## BEGIN MATERIAL
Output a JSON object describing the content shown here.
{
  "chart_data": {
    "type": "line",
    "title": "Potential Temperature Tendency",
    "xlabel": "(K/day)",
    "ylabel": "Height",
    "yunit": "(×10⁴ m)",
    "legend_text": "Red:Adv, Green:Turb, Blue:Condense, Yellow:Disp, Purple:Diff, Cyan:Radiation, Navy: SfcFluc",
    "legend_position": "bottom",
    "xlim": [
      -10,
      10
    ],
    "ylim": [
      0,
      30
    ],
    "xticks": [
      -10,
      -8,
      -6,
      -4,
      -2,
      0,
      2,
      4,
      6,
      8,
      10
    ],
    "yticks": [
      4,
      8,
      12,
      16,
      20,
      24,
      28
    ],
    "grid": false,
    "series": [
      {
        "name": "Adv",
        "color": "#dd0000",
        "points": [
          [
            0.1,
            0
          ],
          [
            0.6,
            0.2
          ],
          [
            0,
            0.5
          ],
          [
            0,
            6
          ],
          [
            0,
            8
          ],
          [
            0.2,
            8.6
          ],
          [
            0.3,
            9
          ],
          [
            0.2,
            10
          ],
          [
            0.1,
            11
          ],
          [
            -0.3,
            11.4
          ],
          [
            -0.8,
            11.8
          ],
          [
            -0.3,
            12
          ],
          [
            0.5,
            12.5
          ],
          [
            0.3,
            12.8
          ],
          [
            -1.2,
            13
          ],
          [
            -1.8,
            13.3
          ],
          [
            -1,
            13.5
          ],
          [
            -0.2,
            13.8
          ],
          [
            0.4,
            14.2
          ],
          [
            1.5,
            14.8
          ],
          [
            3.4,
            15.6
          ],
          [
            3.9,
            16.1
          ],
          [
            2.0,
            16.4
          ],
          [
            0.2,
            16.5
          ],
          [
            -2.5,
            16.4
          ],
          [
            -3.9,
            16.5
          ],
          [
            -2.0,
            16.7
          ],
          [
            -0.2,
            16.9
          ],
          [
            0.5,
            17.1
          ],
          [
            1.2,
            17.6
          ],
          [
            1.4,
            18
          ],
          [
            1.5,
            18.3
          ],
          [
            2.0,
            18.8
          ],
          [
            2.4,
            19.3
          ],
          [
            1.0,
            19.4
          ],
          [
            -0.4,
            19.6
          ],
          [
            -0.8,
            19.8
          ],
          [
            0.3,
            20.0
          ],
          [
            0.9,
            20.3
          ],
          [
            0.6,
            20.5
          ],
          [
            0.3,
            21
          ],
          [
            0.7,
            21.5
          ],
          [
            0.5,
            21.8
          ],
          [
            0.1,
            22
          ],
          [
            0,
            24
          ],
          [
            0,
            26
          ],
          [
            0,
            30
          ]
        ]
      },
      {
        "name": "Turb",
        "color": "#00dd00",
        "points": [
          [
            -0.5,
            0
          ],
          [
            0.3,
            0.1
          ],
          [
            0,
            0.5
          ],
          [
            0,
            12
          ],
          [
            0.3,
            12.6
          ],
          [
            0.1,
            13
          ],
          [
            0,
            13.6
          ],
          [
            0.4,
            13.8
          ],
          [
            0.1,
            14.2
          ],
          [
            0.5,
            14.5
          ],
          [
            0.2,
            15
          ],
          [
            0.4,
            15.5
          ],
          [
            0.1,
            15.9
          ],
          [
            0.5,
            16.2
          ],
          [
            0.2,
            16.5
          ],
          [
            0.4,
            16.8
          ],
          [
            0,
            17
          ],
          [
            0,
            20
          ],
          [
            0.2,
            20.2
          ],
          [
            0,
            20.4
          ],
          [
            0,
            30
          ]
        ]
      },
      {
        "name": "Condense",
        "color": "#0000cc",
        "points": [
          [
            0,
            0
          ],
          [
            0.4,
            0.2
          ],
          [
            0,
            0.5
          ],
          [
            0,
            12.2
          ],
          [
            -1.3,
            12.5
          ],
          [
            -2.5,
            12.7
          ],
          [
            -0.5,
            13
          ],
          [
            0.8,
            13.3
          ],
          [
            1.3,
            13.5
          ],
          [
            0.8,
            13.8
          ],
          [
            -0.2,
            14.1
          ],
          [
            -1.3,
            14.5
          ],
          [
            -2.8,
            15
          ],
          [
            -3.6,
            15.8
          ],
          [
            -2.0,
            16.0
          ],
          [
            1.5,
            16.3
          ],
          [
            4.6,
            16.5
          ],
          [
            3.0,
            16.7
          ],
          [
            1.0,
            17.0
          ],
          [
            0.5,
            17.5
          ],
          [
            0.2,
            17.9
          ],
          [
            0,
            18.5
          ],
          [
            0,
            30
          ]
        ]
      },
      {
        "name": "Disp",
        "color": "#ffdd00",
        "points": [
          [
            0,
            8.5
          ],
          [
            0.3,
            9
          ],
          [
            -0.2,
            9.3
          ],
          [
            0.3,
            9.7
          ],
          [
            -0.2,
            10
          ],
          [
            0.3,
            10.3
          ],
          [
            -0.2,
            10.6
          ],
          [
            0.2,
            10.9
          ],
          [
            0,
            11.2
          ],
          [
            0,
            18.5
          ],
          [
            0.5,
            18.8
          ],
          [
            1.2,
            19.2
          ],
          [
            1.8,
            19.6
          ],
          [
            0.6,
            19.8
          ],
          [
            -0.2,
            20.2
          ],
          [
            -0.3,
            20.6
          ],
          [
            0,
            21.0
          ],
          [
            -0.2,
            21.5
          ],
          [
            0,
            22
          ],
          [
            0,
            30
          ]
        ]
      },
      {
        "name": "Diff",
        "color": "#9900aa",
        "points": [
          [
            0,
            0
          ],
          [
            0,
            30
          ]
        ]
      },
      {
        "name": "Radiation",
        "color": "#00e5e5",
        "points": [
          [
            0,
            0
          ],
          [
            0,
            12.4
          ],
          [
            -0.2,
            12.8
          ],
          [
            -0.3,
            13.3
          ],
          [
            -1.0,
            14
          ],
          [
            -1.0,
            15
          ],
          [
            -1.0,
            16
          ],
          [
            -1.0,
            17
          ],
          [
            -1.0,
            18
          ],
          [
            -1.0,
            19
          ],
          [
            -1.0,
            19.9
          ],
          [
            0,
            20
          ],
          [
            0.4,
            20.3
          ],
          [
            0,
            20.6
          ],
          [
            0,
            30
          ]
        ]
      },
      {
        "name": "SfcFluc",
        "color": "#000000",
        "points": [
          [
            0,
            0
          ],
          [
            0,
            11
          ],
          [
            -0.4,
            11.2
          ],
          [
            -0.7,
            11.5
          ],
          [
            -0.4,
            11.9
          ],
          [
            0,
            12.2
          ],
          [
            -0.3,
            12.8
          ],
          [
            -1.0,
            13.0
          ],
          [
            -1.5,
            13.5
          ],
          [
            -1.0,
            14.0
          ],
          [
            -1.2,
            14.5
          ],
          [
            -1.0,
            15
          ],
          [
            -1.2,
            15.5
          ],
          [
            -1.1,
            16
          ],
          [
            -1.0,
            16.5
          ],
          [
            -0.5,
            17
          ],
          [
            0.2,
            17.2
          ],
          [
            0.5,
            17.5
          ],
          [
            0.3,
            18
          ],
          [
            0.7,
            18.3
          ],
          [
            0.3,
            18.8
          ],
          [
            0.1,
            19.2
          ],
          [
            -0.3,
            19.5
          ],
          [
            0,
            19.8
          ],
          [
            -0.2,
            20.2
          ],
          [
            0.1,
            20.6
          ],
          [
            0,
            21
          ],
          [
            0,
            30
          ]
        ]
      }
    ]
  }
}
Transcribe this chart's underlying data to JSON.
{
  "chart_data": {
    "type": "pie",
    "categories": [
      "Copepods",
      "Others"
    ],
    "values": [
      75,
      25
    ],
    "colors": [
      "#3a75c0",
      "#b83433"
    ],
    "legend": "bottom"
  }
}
## END MATERIAL
WHAT THE TASK REQUIRES -
Locate all lines in the listing above with the word "Disp". Copy them.

FINISHED TASK -
    "legend_text": "Red:Adv, Green:Turb, Blue:Condense, Yellow:Disp, Purple:Diff, Cyan:Radiation, Navy: SfcFluc",
        "name": "Disp",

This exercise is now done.